■ **Data listing**
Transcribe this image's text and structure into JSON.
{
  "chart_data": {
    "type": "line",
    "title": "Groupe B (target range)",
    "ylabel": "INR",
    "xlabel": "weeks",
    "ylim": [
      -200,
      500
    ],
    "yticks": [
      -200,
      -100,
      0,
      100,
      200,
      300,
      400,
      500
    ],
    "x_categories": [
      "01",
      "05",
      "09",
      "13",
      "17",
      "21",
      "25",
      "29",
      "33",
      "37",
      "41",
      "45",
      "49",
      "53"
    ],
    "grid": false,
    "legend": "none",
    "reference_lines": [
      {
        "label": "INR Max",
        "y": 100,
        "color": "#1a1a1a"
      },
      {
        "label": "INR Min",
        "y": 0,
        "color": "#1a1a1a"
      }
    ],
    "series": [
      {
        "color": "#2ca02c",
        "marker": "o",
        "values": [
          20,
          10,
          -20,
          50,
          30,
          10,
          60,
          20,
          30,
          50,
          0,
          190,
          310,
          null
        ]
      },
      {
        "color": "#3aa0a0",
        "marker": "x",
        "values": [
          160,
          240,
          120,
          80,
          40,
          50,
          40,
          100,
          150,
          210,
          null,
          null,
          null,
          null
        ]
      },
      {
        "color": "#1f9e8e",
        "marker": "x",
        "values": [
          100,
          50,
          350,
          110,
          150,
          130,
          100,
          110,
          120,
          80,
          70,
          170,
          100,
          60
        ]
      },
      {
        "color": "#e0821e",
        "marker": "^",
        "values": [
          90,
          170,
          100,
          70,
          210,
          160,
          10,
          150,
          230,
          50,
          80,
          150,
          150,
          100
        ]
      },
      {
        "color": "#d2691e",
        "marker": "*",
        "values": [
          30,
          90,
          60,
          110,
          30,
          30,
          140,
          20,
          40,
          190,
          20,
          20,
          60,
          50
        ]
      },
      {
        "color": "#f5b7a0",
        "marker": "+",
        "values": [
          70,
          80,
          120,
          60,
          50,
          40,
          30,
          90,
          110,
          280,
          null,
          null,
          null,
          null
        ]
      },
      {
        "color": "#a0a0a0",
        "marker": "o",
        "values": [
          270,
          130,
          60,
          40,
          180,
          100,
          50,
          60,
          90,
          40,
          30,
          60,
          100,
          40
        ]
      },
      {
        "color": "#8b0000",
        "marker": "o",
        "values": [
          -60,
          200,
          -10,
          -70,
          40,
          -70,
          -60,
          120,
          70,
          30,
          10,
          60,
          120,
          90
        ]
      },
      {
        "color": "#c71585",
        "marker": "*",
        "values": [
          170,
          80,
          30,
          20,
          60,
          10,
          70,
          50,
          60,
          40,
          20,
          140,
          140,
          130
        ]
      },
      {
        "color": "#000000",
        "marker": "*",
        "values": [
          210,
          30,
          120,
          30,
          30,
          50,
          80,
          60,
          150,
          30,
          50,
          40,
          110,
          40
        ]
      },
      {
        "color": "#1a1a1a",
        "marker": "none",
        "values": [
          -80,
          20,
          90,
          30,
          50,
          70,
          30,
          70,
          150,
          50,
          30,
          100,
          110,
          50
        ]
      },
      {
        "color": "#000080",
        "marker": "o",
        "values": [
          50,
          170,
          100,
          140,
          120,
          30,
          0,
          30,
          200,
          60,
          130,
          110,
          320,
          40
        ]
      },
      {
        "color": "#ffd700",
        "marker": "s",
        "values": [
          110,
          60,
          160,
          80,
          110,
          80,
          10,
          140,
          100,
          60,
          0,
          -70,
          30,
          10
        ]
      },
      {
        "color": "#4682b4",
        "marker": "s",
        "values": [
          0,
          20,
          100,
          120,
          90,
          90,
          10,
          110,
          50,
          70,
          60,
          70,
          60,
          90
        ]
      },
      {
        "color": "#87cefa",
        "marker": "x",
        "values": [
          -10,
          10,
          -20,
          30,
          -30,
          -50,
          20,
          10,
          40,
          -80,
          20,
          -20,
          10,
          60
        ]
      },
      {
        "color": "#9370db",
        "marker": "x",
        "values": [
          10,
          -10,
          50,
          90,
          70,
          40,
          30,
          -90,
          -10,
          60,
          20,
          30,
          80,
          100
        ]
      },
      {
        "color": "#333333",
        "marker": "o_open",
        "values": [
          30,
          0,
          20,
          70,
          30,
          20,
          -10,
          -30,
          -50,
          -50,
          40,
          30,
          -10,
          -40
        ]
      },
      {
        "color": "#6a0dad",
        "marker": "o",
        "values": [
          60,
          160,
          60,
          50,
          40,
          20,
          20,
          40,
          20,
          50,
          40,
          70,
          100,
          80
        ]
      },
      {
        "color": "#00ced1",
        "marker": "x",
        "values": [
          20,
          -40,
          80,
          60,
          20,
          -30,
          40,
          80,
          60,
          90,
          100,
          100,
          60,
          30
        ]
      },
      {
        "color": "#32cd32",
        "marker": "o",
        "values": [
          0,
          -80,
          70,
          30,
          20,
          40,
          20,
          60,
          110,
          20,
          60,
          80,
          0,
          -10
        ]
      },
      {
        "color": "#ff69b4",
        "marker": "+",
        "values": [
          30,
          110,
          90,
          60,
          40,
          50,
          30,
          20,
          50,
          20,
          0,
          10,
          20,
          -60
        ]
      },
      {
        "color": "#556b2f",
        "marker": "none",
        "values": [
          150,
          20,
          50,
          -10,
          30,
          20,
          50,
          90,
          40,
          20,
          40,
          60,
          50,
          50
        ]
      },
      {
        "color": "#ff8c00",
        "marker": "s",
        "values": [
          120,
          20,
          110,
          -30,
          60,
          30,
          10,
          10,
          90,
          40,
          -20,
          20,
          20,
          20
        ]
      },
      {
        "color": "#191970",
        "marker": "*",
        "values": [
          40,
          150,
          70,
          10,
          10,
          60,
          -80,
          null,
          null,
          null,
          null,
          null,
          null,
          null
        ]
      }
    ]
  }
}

■ **What you will do**
The records above should be returned exactly.

■ **Reply to the task**
Transcribe this image's text and structure into JSON.
{
  "chart_data": {
    "type": "line",
    "title": "Groupe B (target range)",
    "ylabel": "INR",
    "xlabel": "weeks",
    "ylim": [
      -200,
      500
    ],
    "yticks": [
      -200,
      -100,
      0,
      100,
      200,
      300,
      400,
      500
    ],
    "x_categories": [
      "01",
      "05",
      "09",
      "13",
      "17",
      "21",
      "25",
      "29",
      "33",
      "37",
      "41",
      "45",
      "49",
      "53"
    ],
    "grid": false,
    "legend": "none",
    "reference_lines": [
      {
        "label": "INR Max",
        "y": 100,
        "color": "#1a1a1a"
      },
      {
        "label": "INR Min",
        "y": 0,
        "color": "#1a1a1a"
      }
    ],
    "series": [
      {
        "color": "#2ca02c",
        "marker": "o",
        "values": [
          20,
          10,
          -20,
          50,
          30,
          10,
          60,
          20,
          30,
          50,
          0,
          190,
          310,
          null
        ]
      },
      {
        "color": "#3aa0a0",
        "marker": "x",
        "values": [
          160,
          240,
          120,
          80,
          40,
          50,
          40,
          100,
          150,
          210,
          null,
          null,
          null,
          null
        ]
      },
      {
        "color": "#1f9e8e",
        "marker": "x",
        "values": [
          100,
          50,
          350,
          110,
          150,
          130,
          100,
          110,
          120,
          80,
          70,
          170,
          100,
          60
        ]
      },
      {
        "color": "#e0821e",
        "marker": "^",
        "values": [
          90,
          170,
          100,
          70,
          210,
          160,
          10,
          150,
          230,
          50,
          80,
          150,
          150,
          100
        ]
      },
      {
        "color": "#d2691e",
        "marker": "*",
        "values": [
          30,
          90,
          60,
          110,
          30,
          30,
          140,
          20,
          40,
          190,
          20,
          20,
          60,
          50
        ]
      },
      {
        "color": "#f5b7a0",
        "marker": "+",
        "values": [
          70,
          80,
          120,
          60,
          50,
          40,
          30,
          90,
          110,
          280,
          null,
          null,
          null,
          null
        ]
      },
      {
        "color": "#a0a0a0",
        "marker": "o",
        "values": [
          270,
          130,
          60,
          40,
          180,
          100,
          50,
          60,
          90,
          40,
          30,
          60,
          100,
          40
        ]
      },
      {
        "color": "#8b0000",
        "marker": "o",
        "values": [
          -60,
          200,
          -10,
          -70,
          40,
          -70,
          -60,
          120,
          70,
          30,
          10,
          60,
          120,
          90
        ]
      },
      {
        "color": "#c71585",
        "marker": "*",
        "values": [
          170,
          80,
          30,
          20,
          60,
          10,
          70,
          50,
          60,
          40,
          20,
          140,
          140,
          130
        ]
      },
      {
        "color": "#000000",
        "marker": "*",
        "values": [
          210,
          30,
          120,
          30,
          30,
          50,
          80,
          60,
          150,
          30,
          50,
          40,
          110,
          40
        ]
      },
      {
        "color": "#1a1a1a",
        "marker": "none",
        "values": [
          -80,
          20,
          90,
          30,
          50,
          70,
          30,
          70,
          150,
          50,
          30,
          100,
          110,
          50
        ]
      },
      {
        "color": "#000080",
        "marker": "o",
        "values": [
          50,
          170,
          100,
          140,
          120,
          30,
          0,
          30,
          200,
          60,
          130,
          110,
          320,
          40
        ]
      },
      {
        "color": "#ffd700",
        "marker": "s",
        "values": [
          110,
          60,
          160,
          80,
          110,
          80,
          10,
          140,
          100,
          60,
          0,
          -70,
          30,
          10
        ]
      },
      {
        "color": "#4682b4",
        "marker": "s",
        "values": [
          0,
          20,
          100,
          120,
          90,
          90,
          10,
          110,
          50,
          70,
          60,
          70,
          60,
          90
        ]
      },
      {
        "color": "#87cefa",
        "marker": "x",
        "values": [
          -10,
          10,
          -20,
          30,
          -30,
          -50,
          20,
          10,
          40,
          -80,
          20,
          -20,
          10,
          60
        ]
      },
      {
        "color": "#9370db",
        "marker": "x",
        "values": [
          10,
          -10,
          50,
          90,
          70,
          40,
          30,
          -90,
          -10,
          60,
          20,
          30,
          80,
          100
        ]
      },
      {
        "color": "#333333",
        "marker": "o_open",
        "values": [
          30,
          0,
          20,
          70,
          30,
          20,
          -10,
          -30,
          -50,
          -50,
          40,
          30,
          -10,
          -40
        ]
      },
      {
        "color": "#6a0dad",
        "marker": "o",
        "values": [
          60,
          160,
          60,
          50,
          40,
          20,
          20,
          40,
          20,
          50,
          40,
          70,
          100,
          80
        ]
      },
      {
        "color": "#00ced1",
        "marker": "x",
        "values": [
          20,
          -40,
          80,
          60,
          20,
          -30,
          40,
          80,
          60,
          90,
          100,
          100,
          60,
          30
        ]
      },
      {
        "color": "#32cd32",
        "marker": "o",
        "values": [
          0,
          -80,
          70,
          30,
          20,
          40,
          20,
          60,
          110,
          20,
          60,
          80,
          0,
          -10
        ]
      },
      {
        "color": "#ff69b4",
        "marker": "+",
        "values": [
          30,
          110,
          90,
          60,
          40,
          50,
          30,
          20,
          50,
          20,
          0,
          10,
          20,
          -60
        ]
      },
      {
        "color": "#556b2f",
        "marker": "none",
        "values": [
          150,
          20,
          50,
          -10,
          30,
          20,
          50,
          90,
          40,
          20,
          40,
          60,
          50,
          50
        ]
      },
      {
        "color": "#ff8c00",
        "marker": "s",
        "values": [
          120,
          20,
          110,
          -30,
          60,
          30,
          10,
          10,
          90,
          40,
          -20,
          20,
          20,
          20
        ]
      },
      {
        "color": "#191970",
        "marker": "*",
        "values": [
          40,
          150,
          70,
          10,
          10,
          60,
          -80,
          null,
          null,
          null,
          null,
          null,
          null,
          null
        ]
      }
    ]
  }
}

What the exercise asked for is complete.